● **Exercise**: Write out the material again exactly, please, and omit the pictures.

Start Supplied records

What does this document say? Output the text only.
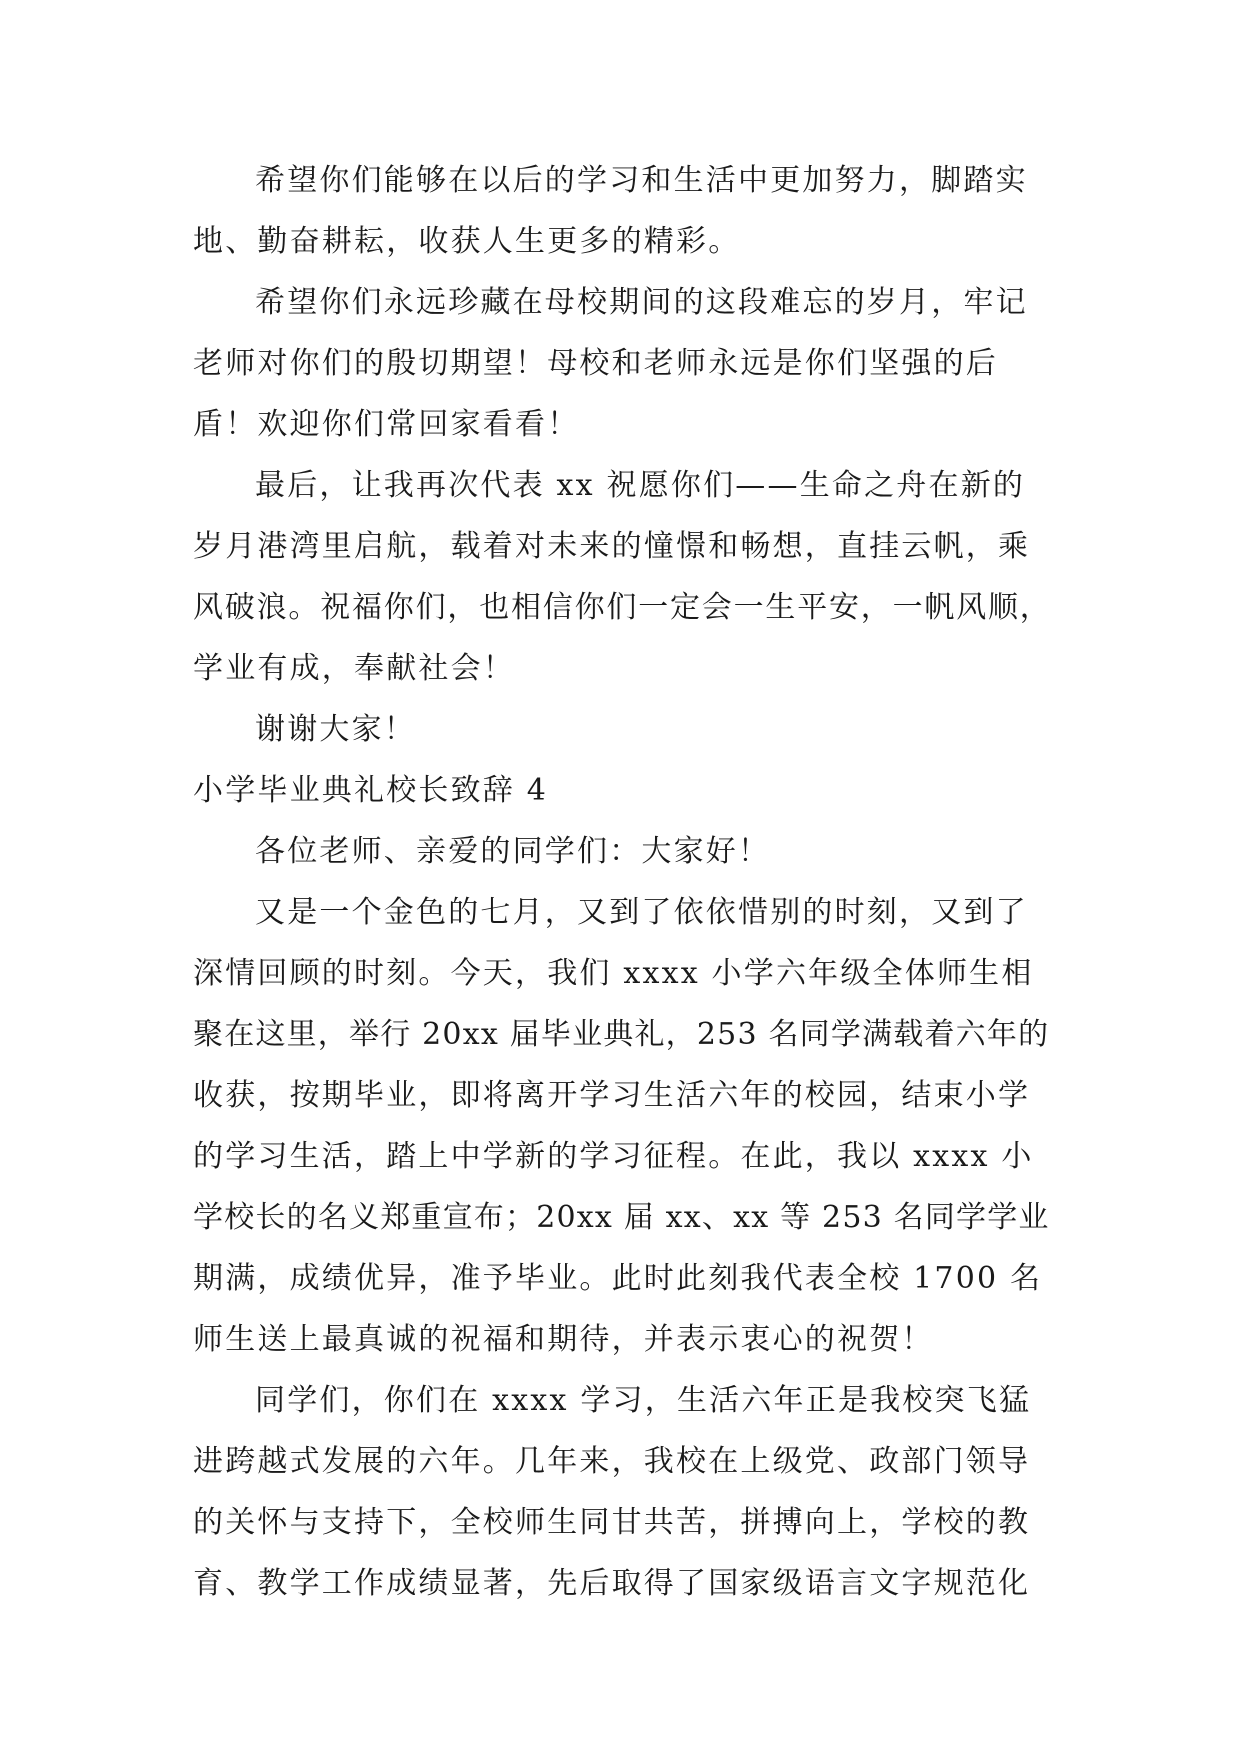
希望你们能够在以后的学习和生活中更加努力，脚踏实
地、勤奋耕耘，收获人生更多的精彩。
希望你们永远珍藏在母校期间的这段难忘的岁月，牢记
老师对你们的殷切期望！母校和老师永远是你们坚强的后
盾！欢迎你们常回家看看！
最后，让我再次代表 xx 祝愿你们——生命之舟在新的
岁月港湾里启航，载着对未来的憧憬和畅想，直挂云帆，乘
风破浪。祝福你们，也相信你们一定会一生平安，一帆风顺，
学业有成，奉献社会！
谢谢大家！
小学毕业典礼校长致辞 4
各位老师、亲爱的同学们：大家好！
又是一个金色的七月，又到了依依惜别的时刻，又到了
深情回顾的时刻。今天，我们 xxxx 小学六年级全体师生相
聚在这里，举行 20xx 届毕业典礼，253 名同学满载着六年的
收获，按期毕业，即将离开学习生活六年的校园，结束小学
的学习生活，踏上中学新的学习征程。在此，我以 xxxx 小
学校长的名义郑重宣布；20xx 届 xx、xx 等 253 名同学学业
期满，成绩优异，准予毕业。此时此刻我代表全校 1700 名
师生送上最真诚的祝福和期待，并表示衷心的祝贺！
同学们，你们在 xxxx 学习，生活六年正是我校突飞猛
进跨越式发展的六年。几年来，我校在上级党、政部门领导
的关怀与支持下，全校师生同甘共苦，拼搏向上，学校的教
育、教学工作成绩显著，先后取得了国家级语言文字规范化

End Supplied records

● **Task result**:
What does this document say? Output the text only.
希望你们能够在以后的学习和生活中更加努力，脚踏实
地、勤奋耕耘，收获人生更多的精彩。
希望你们永远珍藏在母校期间的这段难忘的岁月，牢记
老师对你们的殷切期望！母校和老师永远是你们坚强的后
盾！欢迎你们常回家看看！
最后，让我再次代表 xx 祝愿你们——生命之舟在新的
岁月港湾里启航，载着对未来的憧憬和畅想，直挂云帆，乘
风破浪。祝福你们，也相信你们一定会一生平安，一帆风顺，
学业有成，奉献社会！
谢谢大家！
小学毕业典礼校长致辞 4
各位老师、亲爱的同学们：大家好！
又是一个金色的七月，又到了依依惜别的时刻，又到了
深情回顾的时刻。今天，我们 xxxx 小学六年级全体师生相
聚在这里，举行 20xx 届毕业典礼，253 名同学满载着六年的
收获，按期毕业，即将离开学习生活六年的校园，结束小学
的学习生活，踏上中学新的学习征程。在此，我以 xxxx 小
学校长的名义郑重宣布；20xx 届 xx、xx 等 253 名同学学业
期满，成绩优异，准予毕业。此时此刻我代表全校 1700 名
师生送上最真诚的祝福和期待，并表示衷心的祝贺！
同学们，你们在 xxxx 学习，生活六年正是我校突飞猛
进跨越式发展的六年。几年来，我校在上级党、政部门领导
的关怀与支持下，全校师生同甘共苦，拼搏向上，学校的教
育、教学工作成绩显著，先后取得了国家级语言文字规范化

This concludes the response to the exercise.